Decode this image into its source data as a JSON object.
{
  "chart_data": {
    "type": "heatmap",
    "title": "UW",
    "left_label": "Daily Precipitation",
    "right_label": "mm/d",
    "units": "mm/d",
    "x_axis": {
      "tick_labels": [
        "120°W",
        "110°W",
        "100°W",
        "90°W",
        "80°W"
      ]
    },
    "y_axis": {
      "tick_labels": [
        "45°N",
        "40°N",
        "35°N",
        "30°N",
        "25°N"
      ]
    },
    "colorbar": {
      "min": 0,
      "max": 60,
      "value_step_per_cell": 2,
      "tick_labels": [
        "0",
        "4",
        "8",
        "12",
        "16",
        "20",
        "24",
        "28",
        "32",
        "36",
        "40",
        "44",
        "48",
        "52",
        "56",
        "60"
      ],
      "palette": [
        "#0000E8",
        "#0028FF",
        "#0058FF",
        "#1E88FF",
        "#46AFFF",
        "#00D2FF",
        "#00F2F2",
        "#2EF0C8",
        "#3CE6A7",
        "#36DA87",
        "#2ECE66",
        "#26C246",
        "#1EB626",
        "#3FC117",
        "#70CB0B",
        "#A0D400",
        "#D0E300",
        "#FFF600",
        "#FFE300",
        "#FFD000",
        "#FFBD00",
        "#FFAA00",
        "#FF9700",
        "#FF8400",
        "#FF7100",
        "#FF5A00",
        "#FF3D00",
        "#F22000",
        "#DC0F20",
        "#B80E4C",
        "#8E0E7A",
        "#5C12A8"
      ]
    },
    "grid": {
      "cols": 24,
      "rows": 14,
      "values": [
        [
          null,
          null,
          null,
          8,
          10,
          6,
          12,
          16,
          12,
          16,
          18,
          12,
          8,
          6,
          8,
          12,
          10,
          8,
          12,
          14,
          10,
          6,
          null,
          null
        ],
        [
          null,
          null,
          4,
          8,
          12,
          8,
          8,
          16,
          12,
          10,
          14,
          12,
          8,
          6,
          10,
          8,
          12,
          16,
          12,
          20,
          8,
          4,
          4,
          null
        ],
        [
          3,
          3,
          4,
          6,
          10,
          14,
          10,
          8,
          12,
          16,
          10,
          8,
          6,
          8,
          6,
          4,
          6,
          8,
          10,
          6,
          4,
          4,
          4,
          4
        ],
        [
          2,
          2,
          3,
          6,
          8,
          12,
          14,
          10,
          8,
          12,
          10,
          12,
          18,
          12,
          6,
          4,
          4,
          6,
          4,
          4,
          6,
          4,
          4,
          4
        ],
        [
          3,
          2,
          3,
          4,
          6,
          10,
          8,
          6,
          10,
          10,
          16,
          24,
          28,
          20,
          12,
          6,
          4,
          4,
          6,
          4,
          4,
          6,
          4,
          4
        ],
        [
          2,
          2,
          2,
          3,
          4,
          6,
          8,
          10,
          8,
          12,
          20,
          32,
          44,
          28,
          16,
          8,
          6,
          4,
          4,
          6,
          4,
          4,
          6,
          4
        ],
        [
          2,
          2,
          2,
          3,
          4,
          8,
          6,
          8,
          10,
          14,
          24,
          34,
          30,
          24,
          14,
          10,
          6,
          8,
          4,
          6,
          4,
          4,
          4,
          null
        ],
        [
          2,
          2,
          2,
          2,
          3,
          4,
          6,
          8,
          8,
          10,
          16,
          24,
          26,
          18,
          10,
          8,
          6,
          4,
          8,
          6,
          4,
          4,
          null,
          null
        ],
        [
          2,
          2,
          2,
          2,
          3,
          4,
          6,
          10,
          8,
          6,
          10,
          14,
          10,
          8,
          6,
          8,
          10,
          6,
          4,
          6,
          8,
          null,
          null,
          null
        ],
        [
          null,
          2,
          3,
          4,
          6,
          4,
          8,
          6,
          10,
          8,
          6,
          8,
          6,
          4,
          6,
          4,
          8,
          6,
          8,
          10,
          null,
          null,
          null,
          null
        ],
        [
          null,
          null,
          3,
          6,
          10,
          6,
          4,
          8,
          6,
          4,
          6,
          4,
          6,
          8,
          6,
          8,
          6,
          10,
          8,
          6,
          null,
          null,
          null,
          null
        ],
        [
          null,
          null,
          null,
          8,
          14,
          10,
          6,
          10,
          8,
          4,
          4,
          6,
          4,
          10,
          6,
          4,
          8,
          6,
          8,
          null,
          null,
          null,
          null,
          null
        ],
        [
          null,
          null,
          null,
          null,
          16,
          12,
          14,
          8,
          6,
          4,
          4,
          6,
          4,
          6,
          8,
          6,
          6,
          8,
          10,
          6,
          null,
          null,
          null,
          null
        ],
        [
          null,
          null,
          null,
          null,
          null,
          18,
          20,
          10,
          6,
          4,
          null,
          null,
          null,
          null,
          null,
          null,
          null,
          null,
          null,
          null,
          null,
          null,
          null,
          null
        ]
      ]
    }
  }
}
· · · · ·
__Task brief__
Copy every record exactly, with nothing added or dropped.

__Response to the exercise__
Decode this image into its source data as a JSON object.
{
  "chart_data": {
    "type": "heatmap",
    "title": "UW",
    "left_label": "Daily Precipitation",
    "right_label": "mm/d",
    "units": "mm/d",
    "x_axis": {
      "tick_labels": [
        "120°W",
        "110°W",
        "100°W",
        "90°W",
        "80°W"
      ]
    },
    "y_axis": {
      "tick_labels": [
        "45°N",
        "40°N",
        "35°N",
        "30°N",
        "25°N"
      ]
    },
    "colorbar": {
      "min": 0,
      "max": 60,
      "value_step_per_cell": 2,
      "tick_labels": [
        "0",
        "4",
        "8",
        "12",
        "16",
        "20",
        "24",
        "28",
        "32",
        "36",
        "40",
        "44",
        "48",
        "52",
        "56",
        "60"
      ],
      "palette": [
        "#0000E8",
        "#0028FF",
        "#0058FF",
        "#1E88FF",
        "#46AFFF",
        "#00D2FF",
        "#00F2F2",
        "#2EF0C8",
        "#3CE6A7",
        "#36DA87",
        "#2ECE66",
        "#26C246",
        "#1EB626",
        "#3FC117",
        "#70CB0B",
        "#A0D400",
        "#D0E300",
        "#FFF600",
        "#FFE300",
        "#FFD000",
        "#FFBD00",
        "#FFAA00",
        "#FF9700",
        "#FF8400",
        "#FF7100",
        "#FF5A00",
        "#FF3D00",
        "#F22000",
        "#DC0F20",
        "#B80E4C",
        "#8E0E7A",
        "#5C12A8"
      ]
    },
    "grid": {
      "cols": 24,
      "rows": 14,
      "values": [
        [
          null,
          null,
          null,
          8,
          10,
          6,
          12,
          16,
          12,
          16,
          18,
          12,
          8,
          6,
          8,
          12,
          10,
          8,
          12,
          14,
          10,
          6,
          null,
          null
        ],
        [
          null,
          null,
          4,
          8,
          12,
          8,
          8,
          16,
          12,
          10,
          14,
          12,
          8,
          6,
          10,
          8,
          12,
          16,
          12,
          20,
          8,
          4,
          4,
          null
        ],
        [
          3,
          3,
          4,
          6,
          10,
          14,
          10,
          8,
          12,
          16,
          10,
          8,
          6,
          8,
          6,
          4,
          6,
          8,
          10,
          6,
          4,
          4,
          4,
          4
        ],
        [
          2,
          2,
          3,
          6,
          8,
          12,
          14,
          10,
          8,
          12,
          10,
          12,
          18,
          12,
          6,
          4,
          4,
          6,
          4,
          4,
          6,
          4,
          4,
          4
        ],
        [
          3,
          2,
          3,
          4,
          6,
          10,
          8,
          6,
          10,
          10,
          16,
          24,
          28,
          20,
          12,
          6,
          4,
          4,
          6,
          4,
          4,
          6,
          4,
          4
        ],
        [
          2,
          2,
          2,
          3,
          4,
          6,
          8,
          10,
          8,
          12,
          20,
          32,
          44,
          28,
          16,
          8,
          6,
          4,
          4,
          6,
          4,
          4,
          6,
          4
        ],
        [
          2,
          2,
          2,
          3,
          4,
          8,
          6,
          8,
          10,
          14,
          24,
          34,
          30,
          24,
          14,
          10,
          6,
          8,
          4,
          6,
          4,
          4,
          4,
          null
        ],
        [
          2,
          2,
          2,
          2,
          3,
          4,
          6,
          8,
          8,
          10,
          16,
          24,
          26,
          18,
          10,
          8,
          6,
          4,
          8,
          6,
          4,
          4,
          null,
          null
        ],
        [
          2,
          2,
          2,
          2,
          3,
          4,
          6,
          10,
          8,
          6,
          10,
          14,
          10,
          8,
          6,
          8,
          10,
          6,
          4,
          6,
          8,
          null,
          null,
          null
        ],
        [
          null,
          2,
          3,
          4,
          6,
          4,
          8,
          6,
          10,
          8,
          6,
          8,
          6,
          4,
          6,
          4,
          8,
          6,
          8,
          10,
          null,
          null,
          null,
          null
        ],
        [
          null,
          null,
          3,
          6,
          10,
          6,
          4,
          8,
          6,
          4,
          6,
          4,
          6,
          8,
          6,
          8,
          6,
          10,
          8,
          6,
          null,
          null,
          null,
          null
        ],
        [
          null,
          null,
          null,
          8,
          14,
          10,
          6,
          10,
          8,
          4,
          4,
          6,
          4,
          10,
          6,
          4,
          8,
          6,
          8,
          null,
          null,
          null,
          null,
          null
        ],
        [
          null,
          null,
          null,
          null,
          16,
          12,
          14,
          8,
          6,
          4,
          4,
          6,
          4,
          6,
          8,
          6,
          6,
          8,
          10,
          6,
          null,
          null,
          null,
          null
        ],
        [
          null,
          null,
          null,
          null,
          null,
          18,
          20,
          10,
          6,
          4,
          null,
          null,
          null,
          null,
          null,
          null,
          null,
          null,
          null,
          null,
          null,
          null,
          null,
          null
        ]
      ]
    }
  }
}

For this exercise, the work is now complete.